-- start Records for the exercise --

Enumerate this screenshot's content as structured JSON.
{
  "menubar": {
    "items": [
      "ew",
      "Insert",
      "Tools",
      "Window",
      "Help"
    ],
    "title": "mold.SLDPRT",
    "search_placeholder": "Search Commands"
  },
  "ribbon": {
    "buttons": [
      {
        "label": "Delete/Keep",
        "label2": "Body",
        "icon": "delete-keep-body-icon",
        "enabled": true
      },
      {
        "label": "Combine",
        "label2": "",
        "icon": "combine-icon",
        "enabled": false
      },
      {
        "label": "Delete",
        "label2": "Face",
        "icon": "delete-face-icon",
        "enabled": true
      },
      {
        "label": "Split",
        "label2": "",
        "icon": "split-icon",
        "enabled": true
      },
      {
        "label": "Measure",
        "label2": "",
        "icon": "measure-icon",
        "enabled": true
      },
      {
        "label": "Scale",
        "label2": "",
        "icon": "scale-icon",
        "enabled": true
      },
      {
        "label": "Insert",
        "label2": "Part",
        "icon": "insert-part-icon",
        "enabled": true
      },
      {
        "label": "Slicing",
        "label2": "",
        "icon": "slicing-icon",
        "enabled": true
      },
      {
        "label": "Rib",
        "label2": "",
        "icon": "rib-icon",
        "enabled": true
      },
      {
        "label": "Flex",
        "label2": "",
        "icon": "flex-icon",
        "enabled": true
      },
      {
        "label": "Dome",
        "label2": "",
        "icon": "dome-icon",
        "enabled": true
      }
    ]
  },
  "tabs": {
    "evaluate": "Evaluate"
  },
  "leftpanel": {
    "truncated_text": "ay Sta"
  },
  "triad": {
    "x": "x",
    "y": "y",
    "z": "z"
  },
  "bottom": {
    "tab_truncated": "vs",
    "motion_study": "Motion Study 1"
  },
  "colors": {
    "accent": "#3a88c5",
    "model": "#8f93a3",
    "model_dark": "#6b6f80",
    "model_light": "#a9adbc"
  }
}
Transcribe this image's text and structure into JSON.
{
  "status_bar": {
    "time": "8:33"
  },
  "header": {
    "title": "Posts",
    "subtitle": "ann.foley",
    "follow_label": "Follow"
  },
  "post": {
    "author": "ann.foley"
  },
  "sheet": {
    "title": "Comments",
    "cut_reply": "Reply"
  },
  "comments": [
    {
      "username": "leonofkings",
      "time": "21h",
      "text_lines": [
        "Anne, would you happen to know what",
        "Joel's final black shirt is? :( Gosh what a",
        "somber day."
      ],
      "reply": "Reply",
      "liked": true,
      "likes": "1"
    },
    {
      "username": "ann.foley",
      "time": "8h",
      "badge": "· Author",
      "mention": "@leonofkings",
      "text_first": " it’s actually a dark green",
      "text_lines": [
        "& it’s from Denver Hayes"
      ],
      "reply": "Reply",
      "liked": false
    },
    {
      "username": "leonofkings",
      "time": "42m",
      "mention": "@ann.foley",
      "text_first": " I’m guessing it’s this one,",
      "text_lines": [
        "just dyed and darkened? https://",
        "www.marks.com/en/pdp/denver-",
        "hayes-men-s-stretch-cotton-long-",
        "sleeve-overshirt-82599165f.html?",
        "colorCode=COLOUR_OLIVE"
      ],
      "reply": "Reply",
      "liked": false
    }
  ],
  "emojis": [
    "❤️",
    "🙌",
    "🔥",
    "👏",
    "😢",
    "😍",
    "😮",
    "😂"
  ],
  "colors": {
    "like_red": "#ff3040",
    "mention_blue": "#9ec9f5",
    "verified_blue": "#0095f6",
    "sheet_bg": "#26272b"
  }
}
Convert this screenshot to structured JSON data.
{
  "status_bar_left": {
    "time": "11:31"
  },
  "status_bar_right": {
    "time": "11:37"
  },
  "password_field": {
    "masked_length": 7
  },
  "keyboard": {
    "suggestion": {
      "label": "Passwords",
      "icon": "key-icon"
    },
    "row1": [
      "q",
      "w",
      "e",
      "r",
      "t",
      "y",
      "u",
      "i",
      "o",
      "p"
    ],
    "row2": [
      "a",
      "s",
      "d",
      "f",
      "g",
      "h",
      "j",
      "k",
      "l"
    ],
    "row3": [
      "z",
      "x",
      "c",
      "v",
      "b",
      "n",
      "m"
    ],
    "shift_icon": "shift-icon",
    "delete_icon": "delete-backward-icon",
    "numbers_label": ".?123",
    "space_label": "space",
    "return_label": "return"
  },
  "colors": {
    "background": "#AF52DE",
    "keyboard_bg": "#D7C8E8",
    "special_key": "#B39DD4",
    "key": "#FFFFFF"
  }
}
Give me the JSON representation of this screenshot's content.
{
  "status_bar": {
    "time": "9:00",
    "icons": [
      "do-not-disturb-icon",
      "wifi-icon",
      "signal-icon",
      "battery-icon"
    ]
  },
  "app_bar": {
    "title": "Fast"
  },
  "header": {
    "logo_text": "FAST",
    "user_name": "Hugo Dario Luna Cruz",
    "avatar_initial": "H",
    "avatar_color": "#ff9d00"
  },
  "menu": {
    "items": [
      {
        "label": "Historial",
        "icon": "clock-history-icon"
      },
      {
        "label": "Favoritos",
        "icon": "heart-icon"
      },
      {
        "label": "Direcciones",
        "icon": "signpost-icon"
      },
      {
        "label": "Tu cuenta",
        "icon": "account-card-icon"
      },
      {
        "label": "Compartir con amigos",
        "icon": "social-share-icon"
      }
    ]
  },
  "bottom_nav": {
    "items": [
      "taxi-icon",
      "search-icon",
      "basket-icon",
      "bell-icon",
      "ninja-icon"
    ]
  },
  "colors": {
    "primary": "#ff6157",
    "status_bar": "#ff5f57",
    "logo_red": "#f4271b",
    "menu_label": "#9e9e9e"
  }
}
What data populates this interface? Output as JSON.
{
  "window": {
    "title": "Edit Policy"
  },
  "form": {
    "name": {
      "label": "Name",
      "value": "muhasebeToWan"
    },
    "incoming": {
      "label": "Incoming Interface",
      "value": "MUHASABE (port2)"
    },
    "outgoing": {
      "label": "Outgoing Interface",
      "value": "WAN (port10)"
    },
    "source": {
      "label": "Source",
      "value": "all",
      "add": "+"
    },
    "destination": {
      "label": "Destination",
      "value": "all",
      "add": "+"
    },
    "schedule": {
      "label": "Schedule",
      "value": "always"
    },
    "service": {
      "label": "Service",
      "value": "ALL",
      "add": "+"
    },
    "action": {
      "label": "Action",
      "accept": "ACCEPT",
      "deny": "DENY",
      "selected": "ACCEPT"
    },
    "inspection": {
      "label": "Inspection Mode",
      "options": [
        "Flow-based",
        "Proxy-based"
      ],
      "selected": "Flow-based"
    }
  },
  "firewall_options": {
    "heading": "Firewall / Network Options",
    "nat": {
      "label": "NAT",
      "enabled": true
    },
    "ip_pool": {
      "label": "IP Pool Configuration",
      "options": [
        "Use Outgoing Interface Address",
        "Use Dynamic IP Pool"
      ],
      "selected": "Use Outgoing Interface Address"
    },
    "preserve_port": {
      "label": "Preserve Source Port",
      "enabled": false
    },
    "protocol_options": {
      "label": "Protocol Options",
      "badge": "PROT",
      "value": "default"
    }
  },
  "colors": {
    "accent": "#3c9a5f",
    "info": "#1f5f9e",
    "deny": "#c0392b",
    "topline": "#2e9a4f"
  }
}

-- end Records for the exercise --

■ Task
Pick out each line above that includes "data" and show it.

■ Task result
Convert this screenshot to structured JSON data.
What data populates this interface? Output as JSON.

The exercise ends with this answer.